#### Exercise directions:
Transcribe the entries that follow, word for word.

#### Input material:
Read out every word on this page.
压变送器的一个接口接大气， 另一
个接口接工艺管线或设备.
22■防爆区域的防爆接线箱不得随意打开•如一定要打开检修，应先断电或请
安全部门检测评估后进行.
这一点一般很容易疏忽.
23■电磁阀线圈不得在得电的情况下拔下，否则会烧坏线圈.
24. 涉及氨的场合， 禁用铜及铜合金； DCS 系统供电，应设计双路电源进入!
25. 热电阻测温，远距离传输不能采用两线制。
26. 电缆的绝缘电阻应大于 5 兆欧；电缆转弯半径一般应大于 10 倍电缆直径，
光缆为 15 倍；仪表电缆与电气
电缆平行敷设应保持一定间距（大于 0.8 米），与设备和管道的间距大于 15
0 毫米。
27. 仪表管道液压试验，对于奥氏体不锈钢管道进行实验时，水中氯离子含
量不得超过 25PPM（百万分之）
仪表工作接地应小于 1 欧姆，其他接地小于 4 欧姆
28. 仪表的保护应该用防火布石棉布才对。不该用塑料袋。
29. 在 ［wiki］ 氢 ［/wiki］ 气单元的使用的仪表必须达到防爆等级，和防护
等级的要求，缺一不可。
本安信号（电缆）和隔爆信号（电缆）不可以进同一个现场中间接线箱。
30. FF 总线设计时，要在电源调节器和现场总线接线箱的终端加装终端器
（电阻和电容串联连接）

#### Response:
Read out every word on this page.
压变送器的一个接口接大气， 另一
个接口接工艺管线或设备.
22■防爆区域的防爆接线箱不得随意打开•如一定要打开检修，应先断电或请
安全部门检测评估后进行.
这一点一般很容易疏忽.
23■电磁阀线圈不得在得电的情况下拔下，否则会烧坏线圈.
24. 涉及氨的场合， 禁用铜及铜合金； DCS 系统供电，应设计双路电源进入!
25. 热电阻测温，远距离传输不能采用两线制。
26. 电缆的绝缘电阻应大于 5 兆欧；电缆转弯半径一般应大于 10 倍电缆直径，
光缆为 15 倍；仪表电缆与电气
电缆平行敷设应保持一定间距（大于 0.8 米），与设备和管道的间距大于 15
0 毫米。
27. 仪表管道液压试验，对于奥氏体不锈钢管道进行实验时，水中氯离子含
量不得超过 25PPM（百万分之）
仪表工作接地应小于 1 欧姆，其他接地小于 4 欧姆
28. 仪表的保护应该用防火布石棉布才对。不该用塑料袋。
29. 在 ［wiki］ 氢 ［/wiki］ 气单元的使用的仪表必须达到防爆等级，和防护
等级的要求，缺一不可。
本安信号（电缆）和隔爆信号（电缆）不可以进同一个现场中间接线箱。
30. FF 总线设计时，要在电源调节器和现场总线接线箱的终端加装终端器
（电阻和电容串联连接）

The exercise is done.